══ Input for this task

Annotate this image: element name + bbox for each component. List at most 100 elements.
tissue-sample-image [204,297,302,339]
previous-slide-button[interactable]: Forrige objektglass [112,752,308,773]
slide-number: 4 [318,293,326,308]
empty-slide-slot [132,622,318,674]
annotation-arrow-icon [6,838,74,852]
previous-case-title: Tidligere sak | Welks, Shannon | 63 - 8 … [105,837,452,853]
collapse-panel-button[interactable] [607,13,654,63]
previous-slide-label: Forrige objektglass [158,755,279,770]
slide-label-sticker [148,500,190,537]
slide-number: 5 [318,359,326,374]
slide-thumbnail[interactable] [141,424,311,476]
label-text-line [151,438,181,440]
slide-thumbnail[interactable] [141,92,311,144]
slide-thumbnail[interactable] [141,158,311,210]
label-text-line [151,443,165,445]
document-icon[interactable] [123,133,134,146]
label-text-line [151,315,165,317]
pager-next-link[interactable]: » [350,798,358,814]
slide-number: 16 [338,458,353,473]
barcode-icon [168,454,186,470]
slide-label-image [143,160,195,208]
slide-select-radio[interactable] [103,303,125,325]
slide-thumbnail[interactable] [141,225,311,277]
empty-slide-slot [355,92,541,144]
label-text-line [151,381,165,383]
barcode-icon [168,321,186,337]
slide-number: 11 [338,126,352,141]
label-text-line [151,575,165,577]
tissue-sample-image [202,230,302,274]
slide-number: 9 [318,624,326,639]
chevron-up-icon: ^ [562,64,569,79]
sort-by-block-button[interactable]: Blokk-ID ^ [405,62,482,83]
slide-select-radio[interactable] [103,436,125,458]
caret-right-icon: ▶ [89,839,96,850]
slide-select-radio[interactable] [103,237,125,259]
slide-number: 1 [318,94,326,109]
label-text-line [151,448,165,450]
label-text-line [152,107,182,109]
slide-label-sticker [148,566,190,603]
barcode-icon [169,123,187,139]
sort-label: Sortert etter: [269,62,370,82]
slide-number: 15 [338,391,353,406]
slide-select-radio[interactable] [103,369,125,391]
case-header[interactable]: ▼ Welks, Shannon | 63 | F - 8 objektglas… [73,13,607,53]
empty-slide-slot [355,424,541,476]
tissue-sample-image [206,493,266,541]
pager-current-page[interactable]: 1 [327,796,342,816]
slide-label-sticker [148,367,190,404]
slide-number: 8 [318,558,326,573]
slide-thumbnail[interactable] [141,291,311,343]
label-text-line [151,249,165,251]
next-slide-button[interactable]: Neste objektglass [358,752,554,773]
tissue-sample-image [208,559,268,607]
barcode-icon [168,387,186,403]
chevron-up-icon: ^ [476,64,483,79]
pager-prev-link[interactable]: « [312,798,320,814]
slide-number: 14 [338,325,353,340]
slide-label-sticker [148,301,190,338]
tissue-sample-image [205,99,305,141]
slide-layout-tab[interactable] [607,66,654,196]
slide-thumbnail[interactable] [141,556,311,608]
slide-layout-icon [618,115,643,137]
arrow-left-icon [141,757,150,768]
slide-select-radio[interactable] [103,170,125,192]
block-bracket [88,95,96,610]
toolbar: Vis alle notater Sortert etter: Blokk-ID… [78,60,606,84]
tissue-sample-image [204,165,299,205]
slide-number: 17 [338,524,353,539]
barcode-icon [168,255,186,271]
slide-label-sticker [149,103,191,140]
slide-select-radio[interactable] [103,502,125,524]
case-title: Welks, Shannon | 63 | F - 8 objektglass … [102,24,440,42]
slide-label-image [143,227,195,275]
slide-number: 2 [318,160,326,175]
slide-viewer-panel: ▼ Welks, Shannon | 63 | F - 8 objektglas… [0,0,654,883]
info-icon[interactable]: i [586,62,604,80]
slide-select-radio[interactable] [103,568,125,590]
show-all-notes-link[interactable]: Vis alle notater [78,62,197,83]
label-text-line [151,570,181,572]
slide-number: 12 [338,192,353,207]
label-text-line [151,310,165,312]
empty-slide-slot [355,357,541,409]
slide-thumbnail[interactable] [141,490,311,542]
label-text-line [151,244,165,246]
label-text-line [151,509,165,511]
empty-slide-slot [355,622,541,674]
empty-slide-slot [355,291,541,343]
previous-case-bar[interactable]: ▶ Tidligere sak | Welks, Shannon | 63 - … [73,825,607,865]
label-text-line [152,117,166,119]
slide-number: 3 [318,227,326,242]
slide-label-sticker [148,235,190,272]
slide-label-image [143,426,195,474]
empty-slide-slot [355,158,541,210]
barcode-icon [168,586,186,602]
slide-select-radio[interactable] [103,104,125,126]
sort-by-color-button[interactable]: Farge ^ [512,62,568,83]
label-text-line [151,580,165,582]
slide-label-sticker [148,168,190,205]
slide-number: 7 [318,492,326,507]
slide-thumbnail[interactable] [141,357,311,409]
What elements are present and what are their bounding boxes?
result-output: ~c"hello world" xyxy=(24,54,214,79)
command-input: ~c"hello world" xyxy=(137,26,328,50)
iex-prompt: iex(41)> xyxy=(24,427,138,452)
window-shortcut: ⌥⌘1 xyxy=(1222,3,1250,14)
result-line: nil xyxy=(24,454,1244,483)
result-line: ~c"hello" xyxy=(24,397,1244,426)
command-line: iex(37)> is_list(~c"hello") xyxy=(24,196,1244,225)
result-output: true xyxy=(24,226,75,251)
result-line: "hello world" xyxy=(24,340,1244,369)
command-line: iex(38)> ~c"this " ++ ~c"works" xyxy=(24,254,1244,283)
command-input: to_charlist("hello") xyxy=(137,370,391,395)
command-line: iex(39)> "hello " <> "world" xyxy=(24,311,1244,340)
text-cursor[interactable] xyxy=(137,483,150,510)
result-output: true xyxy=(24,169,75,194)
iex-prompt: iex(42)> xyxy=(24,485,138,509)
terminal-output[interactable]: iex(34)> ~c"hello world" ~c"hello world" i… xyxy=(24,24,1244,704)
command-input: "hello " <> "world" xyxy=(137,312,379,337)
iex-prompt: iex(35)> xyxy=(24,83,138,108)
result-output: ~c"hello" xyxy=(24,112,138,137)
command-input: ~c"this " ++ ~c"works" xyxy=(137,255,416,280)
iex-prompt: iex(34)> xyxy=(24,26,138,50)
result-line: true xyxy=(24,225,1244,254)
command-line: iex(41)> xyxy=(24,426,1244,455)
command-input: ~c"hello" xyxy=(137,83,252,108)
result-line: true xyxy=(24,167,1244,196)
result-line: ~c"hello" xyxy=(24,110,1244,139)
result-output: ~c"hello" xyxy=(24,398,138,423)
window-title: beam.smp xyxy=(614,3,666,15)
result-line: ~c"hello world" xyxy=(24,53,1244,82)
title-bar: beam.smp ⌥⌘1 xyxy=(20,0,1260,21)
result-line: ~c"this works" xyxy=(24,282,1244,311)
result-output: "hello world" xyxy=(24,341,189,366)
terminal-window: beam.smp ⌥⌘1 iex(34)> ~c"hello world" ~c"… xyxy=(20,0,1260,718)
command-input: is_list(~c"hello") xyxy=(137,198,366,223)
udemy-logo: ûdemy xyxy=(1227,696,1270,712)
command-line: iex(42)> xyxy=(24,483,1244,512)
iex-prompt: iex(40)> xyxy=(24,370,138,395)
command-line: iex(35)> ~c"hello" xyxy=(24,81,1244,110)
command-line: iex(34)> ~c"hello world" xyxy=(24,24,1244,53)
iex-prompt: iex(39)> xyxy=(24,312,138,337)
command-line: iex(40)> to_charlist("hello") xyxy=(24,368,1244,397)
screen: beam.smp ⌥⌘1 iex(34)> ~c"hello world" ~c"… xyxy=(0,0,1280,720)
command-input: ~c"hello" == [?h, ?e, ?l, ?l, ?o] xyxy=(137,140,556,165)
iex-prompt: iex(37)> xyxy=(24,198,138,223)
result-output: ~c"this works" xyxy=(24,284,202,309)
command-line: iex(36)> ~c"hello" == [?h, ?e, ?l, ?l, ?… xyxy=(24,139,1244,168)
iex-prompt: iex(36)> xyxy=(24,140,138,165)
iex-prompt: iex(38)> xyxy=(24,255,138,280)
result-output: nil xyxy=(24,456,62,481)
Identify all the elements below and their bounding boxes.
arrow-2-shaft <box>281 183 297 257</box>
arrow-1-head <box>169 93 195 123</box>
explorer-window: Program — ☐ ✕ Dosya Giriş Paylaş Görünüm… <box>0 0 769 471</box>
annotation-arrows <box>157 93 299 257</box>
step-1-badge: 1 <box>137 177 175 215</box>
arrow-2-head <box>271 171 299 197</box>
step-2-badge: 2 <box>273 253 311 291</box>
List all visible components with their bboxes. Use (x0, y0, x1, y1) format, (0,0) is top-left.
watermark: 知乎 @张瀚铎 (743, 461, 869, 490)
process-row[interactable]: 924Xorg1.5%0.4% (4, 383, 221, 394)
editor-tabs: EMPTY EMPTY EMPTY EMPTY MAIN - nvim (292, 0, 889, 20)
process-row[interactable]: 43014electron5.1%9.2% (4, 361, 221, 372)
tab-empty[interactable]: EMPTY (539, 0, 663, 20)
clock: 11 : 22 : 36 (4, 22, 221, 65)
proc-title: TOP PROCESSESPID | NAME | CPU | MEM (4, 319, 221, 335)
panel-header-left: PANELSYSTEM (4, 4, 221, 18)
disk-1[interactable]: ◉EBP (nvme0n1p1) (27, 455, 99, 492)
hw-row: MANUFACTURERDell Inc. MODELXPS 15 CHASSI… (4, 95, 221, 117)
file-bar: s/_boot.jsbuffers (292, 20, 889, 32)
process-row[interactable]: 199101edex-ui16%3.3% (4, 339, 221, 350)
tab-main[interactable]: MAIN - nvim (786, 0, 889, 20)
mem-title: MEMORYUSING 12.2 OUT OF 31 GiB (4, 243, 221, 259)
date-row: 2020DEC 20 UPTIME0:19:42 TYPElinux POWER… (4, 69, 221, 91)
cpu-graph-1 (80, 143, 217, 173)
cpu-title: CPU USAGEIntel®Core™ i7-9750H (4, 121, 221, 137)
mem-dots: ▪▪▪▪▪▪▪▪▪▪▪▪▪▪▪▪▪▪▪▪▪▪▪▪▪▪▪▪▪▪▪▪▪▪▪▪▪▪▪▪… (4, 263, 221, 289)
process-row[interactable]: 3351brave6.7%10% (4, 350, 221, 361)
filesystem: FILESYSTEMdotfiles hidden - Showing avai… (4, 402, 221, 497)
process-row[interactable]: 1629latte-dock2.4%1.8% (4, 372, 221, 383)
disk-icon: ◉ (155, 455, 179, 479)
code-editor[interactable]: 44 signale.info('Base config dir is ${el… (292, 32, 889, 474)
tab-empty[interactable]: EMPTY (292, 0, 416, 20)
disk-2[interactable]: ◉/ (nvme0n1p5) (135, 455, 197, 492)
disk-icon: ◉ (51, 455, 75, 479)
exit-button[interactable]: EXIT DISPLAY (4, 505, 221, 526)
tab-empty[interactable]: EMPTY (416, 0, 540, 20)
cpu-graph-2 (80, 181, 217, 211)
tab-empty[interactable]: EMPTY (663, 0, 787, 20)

════

§ Aim: Retype the records word for word, beginning with the first line and stopping after the line that contains "slide-thumbnail[interactable] [141,291,311,343]".

§ Correct result:
Annotate this image: element name + bbox for each component. List at most 100 elements.
tissue-sample-image [204,297,302,339]
previous-slide-button[interactable]: Forrige objektglass [112,752,308,773]
slide-number: 4 [318,293,326,308]
empty-slide-slot [132,622,318,674]
annotation-arrow-icon [6,838,74,852]
previous-case-title: Tidligere sak | Welks, Shannon | 63 - 8 … [105,837,452,853]
collapse-panel-button[interactable] [607,13,654,63]
previous-slide-label: Forrige objektglass [158,755,279,770]
slide-label-sticker [148,500,190,537]
slide-number: 5 [318,359,326,374]
slide-thumbnail[interactable] [141,424,311,476]
label-text-line [151,438,181,440]
slide-thumbnail[interactable] [141,92,311,144]
slide-thumbnail[interactable] [141,158,311,210]
label-text-line [151,443,165,445]
document-icon[interactable] [123,133,134,146]
label-text-line [151,315,165,317]
pager-next-link[interactable]: » [350,798,358,814]
slide-number: 16 [338,458,353,473]
barcode-icon [168,454,186,470]
slide-label-image [143,160,195,208]
slide-select-radio[interactable] [103,303,125,325]
slide-thumbnail[interactable] [141,225,311,277]
empty-slide-slot [355,92,541,144]
label-text-line [151,381,165,383]
barcode-icon [168,321,186,337]
slide-number: 11 [338,126,352,141]
label-text-line [151,575,165,577]
tissue-sample-image [202,230,302,274]
slide-number: 9 [318,624,326,639]
chevron-up-icon: ^ [562,64,569,79]
sort-by-block-button[interactable]: Blokk-ID ^ [405,62,482,83]
slide-select-radio[interactable] [103,436,125,458]
caret-right-icon: ▶ [89,839,96,850]
slide-select-radio[interactable] [103,237,125,259]
slide-number: 1 [318,94,326,109]
label-text-line [151,448,165,450]
label-text-line [152,107,182,109]
slide-label-sticker [148,566,190,603]
barcode-icon [169,123,187,139]
sort-label: Sortert etter: [269,62,370,82]
slide-number: 15 [338,391,353,406]
slide-select-radio[interactable] [103,369,125,391]
case-header[interactable]: ▼ Welks, Shannon | 63 | F - 8 objektglas… [73,13,607,53]
empty-slide-slot [355,424,541,476]
tissue-sample-image [206,493,266,541]
pager-current-page[interactable]: 1 [327,796,342,816]
slide-label-sticker [148,367,190,404]
slide-number: 8 [318,558,326,573]
slide-thumbnail[interactable] [141,291,311,343]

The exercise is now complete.